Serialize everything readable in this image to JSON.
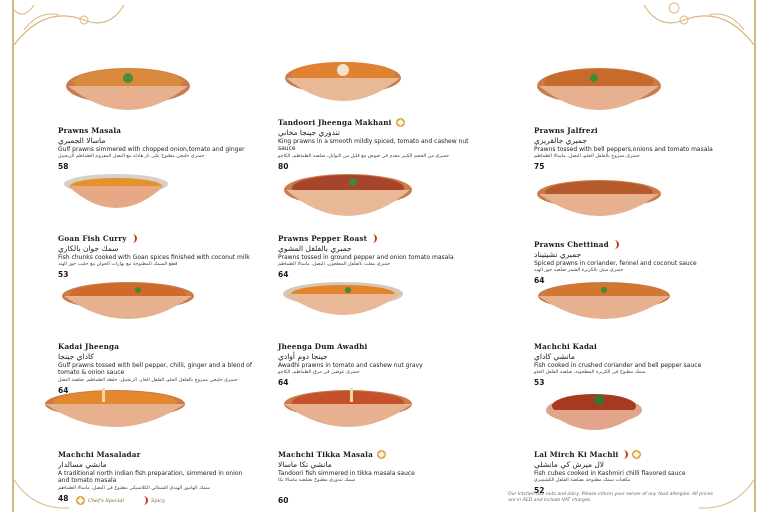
{
  "colors": {
    "border": "#d9b77a",
    "badge": "#d9a441",
    "spicy": "#c8321e"
  },
  "dishes": [
    {
      "name": "Prawns Masala",
      "arabic": "ماسالا الجمبري",
      "desc": "Gulf prawns simmered with chopped onion,tomato and ginger",
      "arabic_desc": "جمبري خليجي مطبوخ على نار هادئة مع البصل المفروم الطماطم الزنجبيل",
      "price": "58",
      "chef": false,
      "spicy": false
    },
    {
      "name": "Tandoori Jheenga Makhani",
      "arabic": "تندوري جينجا مخاني",
      "desc": "King prawns in a smooth mildly spiced, tomato and cashew nut sauce",
      "arabic_desc": "جمبري من الحجم الكبير مقدم في صوص مع قليل من التوابل، صلصة الطماطم، الكاجو",
      "price": "80",
      "chef": true,
      "spicy": false
    },
    {
      "name": "Prawns Jalfrezi",
      "arabic": "جمبري جالفريزي",
      "desc": "Prawns tossed with bell peppers,onions and tomato masala",
      "arabic_desc": "جمبري ممزوج بالفلفل الحلو، البصل، ماسالا الطماطم",
      "price": "75",
      "chef": false,
      "spicy": false
    },
    {
      "name": "Goan Fish Curry",
      "arabic": "سمك جوان بالكاري",
      "desc": "Fish chunks cooked with Goan spices finished with coconut milk",
      "arabic_desc": "قطع السمك المطبوخة مع بهارات الجوان مع حليب جوز الهند",
      "price": "53",
      "chef": false,
      "spicy": true
    },
    {
      "name": "Prawns Pepper Roast",
      "arabic": "جمبري بالفلفل المشوي",
      "desc": "Prawns tossed in ground pepper and onion tomato masala",
      "arabic_desc": "جمبري مقلب بالفلفل المطحون، البصل، ماسالا الطماطم",
      "price": "64",
      "chef": false,
      "spicy": true
    },
    {
      "name": "Prawns Chettinad",
      "arabic": "جمبري تشيتيناد",
      "desc": "Spiced prawns in coriander, fennel and coconut sauce",
      "arabic_desc": "جمبري متبل بالكزبرة الشمر صلصة جوز الهند",
      "price": "64",
      "chef": false,
      "spicy": true
    },
    {
      "name": "Kadai Jheenga",
      "arabic": "كاداي جينجا",
      "desc": "Gulf prawns tossed with bell pepper, chilli, ginger and a blend of tomato & onion sauce",
      "arabic_desc": "جمبري خليجي ممزوج بالفلفل الحلو، الفلفل الحار، الزنجبيل، خلطة الطماطم، صلصة البصل",
      "price": "64",
      "chef": false,
      "spicy": false
    },
    {
      "name": "Jheenga Dum Awadhi",
      "arabic": "جينجا دوم أوادي",
      "desc": "Awadhi prawns in tomato and cashew nut gravy",
      "arabic_desc": "جمبري عوضي في مرق الطماطم، الكاجو",
      "price": "64",
      "chef": false,
      "spicy": false
    },
    {
      "name": "Machchi Kadai",
      "arabic": "مانشي كاداي",
      "desc": "Fish cooked in crushed coriander and bell pepper sauce",
      "arabic_desc": "سمك مطبوخ في الكزبرة المطحونة، صلصة الفلفل الحلو",
      "price": "53",
      "chef": false,
      "spicy": false
    },
    {
      "name": "Machchi Masaladar",
      "arabic": "مانشي مسالدار",
      "desc": "A traditional north indian fish preparation, simmered in onion and tomato masala",
      "arabic_desc": "سمك الهامور الهندي الشمالي الكلاسيكي مطبوخ في البصل، ماسالا الطماطم",
      "price": "48",
      "chef": false,
      "spicy": false
    },
    {
      "name": "Machchi Tikka Masala",
      "arabic": "مانشي تكا ماسالا",
      "desc": "Tandoori fish simmered in tikka masala sauce",
      "arabic_desc": "سمك تندوري مطبوخ بصلصة ماسالا تكا",
      "price": "60",
      "chef": true,
      "spicy": false
    },
    {
      "name": "Lal Mirch Ki Machli",
      "arabic": "لال ميرش كي مانشلي",
      "desc": "Fish cubes cooked in Kashmiri chilli flavored sauce",
      "arabic_desc": "مكعبات سمك مطبوخة بصلصة الفلفل الكشميري",
      "price": "52",
      "chef": true,
      "spicy": true
    }
  ],
  "legend": {
    "chef_label": "Chef's Special",
    "spicy_label": "Spicy"
  },
  "footnote": "Our kitchen use nuts and dairy. Please inform your server of any food allergies. All prices are in AED and include VAT charges."
}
※ ※ ※
# [Given instruction]
Copy each line of the data that contains the word "Kadai".

# [Result for this exercise]
      "name": "Kadai Jheenga",
      "name": "Machchi Kadai",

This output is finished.